(Figure dataset records)
◆ ◆ ◆ ◆

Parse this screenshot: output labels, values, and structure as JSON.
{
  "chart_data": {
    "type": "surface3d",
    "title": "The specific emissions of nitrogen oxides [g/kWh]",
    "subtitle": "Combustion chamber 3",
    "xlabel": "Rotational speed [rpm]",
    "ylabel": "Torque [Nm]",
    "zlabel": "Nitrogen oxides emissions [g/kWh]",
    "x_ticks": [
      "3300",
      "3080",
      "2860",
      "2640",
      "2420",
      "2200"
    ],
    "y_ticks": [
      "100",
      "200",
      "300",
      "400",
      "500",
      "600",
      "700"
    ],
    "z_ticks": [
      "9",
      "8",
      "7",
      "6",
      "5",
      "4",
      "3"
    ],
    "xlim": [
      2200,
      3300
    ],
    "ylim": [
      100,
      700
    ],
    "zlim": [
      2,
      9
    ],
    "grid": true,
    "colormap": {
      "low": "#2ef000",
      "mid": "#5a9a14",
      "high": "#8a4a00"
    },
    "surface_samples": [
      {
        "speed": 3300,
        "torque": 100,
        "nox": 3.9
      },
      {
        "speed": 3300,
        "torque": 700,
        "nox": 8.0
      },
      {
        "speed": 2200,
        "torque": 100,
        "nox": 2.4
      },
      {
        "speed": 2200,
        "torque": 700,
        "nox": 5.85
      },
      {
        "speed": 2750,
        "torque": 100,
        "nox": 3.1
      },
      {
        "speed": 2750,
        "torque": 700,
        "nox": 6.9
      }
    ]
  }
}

◆ ◆ ◆ ◆

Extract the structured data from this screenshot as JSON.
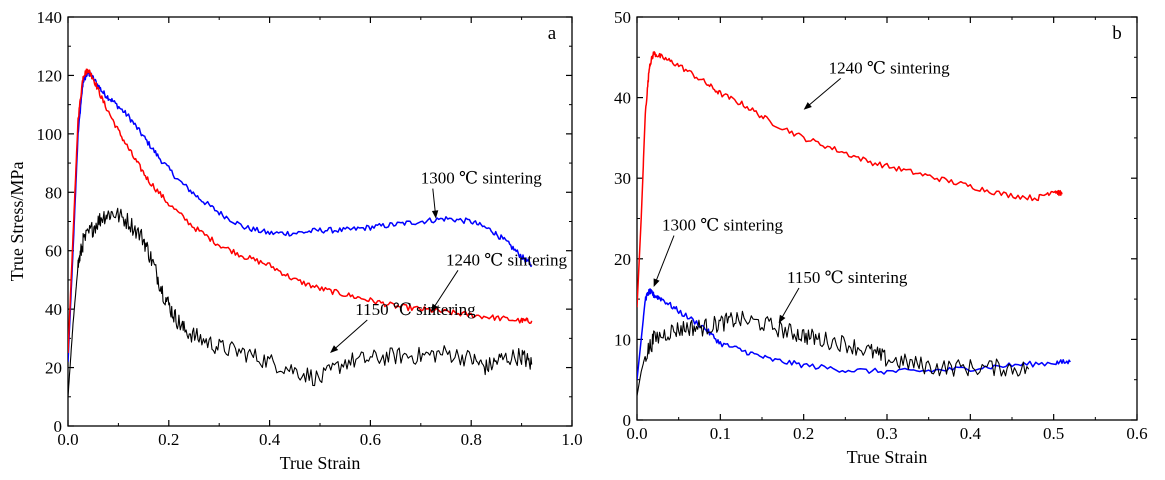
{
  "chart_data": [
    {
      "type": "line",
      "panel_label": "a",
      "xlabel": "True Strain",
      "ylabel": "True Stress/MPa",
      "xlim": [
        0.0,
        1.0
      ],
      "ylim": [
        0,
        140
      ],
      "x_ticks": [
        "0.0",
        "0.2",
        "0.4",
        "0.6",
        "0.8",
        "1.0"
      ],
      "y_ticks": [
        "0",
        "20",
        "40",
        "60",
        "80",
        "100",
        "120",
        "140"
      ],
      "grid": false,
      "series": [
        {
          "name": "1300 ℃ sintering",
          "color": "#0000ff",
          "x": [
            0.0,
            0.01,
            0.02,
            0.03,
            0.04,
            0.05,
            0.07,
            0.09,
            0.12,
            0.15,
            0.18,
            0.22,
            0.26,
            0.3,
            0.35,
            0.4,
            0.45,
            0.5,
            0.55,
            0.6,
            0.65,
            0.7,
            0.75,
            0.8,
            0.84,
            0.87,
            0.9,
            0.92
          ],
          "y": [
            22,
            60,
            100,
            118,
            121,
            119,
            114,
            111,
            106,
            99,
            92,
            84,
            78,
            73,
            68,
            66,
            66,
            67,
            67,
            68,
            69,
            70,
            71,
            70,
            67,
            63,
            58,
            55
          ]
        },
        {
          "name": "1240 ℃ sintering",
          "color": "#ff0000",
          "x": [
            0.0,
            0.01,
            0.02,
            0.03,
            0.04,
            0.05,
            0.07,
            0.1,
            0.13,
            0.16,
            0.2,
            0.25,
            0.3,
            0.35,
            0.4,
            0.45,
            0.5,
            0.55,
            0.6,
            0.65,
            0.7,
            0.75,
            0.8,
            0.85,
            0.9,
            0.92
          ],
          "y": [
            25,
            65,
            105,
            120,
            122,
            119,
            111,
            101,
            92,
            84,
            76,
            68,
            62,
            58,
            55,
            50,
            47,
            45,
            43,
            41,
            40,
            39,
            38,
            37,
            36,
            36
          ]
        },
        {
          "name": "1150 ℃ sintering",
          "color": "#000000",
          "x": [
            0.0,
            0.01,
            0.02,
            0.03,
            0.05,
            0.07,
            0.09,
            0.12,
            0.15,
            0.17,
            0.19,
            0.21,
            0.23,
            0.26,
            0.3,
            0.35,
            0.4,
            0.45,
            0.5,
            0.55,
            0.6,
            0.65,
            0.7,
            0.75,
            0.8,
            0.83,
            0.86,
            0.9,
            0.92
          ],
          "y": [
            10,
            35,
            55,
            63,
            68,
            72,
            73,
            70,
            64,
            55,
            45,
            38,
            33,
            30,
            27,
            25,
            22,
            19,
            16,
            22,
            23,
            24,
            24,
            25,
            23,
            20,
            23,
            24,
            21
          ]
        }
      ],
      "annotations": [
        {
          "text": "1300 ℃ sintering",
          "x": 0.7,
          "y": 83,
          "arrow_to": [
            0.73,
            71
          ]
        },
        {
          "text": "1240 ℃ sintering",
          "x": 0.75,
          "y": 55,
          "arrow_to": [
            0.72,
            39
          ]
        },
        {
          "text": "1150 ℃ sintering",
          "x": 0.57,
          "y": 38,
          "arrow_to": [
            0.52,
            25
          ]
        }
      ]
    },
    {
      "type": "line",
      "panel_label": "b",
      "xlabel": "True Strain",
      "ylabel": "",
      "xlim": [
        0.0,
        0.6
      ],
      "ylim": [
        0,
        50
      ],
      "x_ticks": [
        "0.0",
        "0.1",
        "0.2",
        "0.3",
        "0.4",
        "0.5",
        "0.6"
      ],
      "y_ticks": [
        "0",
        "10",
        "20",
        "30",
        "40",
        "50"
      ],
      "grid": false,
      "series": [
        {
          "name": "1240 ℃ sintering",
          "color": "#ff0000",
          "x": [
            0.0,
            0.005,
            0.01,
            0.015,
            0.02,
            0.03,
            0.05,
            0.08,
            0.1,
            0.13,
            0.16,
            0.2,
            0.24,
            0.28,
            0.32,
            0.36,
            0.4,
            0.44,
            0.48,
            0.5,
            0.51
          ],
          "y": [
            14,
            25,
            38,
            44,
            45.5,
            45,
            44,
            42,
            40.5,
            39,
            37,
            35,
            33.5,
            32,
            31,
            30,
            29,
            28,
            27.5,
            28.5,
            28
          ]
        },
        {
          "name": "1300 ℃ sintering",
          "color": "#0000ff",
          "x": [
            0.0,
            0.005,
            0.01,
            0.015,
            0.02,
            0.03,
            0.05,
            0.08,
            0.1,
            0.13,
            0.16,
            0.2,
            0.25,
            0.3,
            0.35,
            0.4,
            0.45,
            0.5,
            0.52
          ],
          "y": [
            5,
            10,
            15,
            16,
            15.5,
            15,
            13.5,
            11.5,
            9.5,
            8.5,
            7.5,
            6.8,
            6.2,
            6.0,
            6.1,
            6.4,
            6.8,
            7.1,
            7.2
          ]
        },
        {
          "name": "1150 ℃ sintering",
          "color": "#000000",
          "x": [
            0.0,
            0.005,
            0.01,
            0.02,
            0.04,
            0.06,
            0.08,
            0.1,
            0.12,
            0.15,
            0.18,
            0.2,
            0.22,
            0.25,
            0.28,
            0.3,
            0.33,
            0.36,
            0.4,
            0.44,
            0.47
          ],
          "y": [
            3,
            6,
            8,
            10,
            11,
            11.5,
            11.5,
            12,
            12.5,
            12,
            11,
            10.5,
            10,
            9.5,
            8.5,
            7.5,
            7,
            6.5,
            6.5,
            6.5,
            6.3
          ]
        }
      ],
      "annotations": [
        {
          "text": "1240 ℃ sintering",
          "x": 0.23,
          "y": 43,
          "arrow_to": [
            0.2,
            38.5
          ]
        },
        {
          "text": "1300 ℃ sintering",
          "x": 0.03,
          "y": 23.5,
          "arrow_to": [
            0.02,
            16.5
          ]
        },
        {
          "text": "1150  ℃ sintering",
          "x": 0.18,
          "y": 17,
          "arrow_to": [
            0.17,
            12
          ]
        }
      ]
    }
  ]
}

◆ ◆ ◆ ◆

* [SHORT EXERCISE]
Which lines of the data above contain "emissions"? Copy each one.

* [CORRECT ANSWER]
    "title": "The specific emissions of nitrogen oxides [g/kWh]",
    "zlabel": "Nitrogen oxides emissions [g/kWh]",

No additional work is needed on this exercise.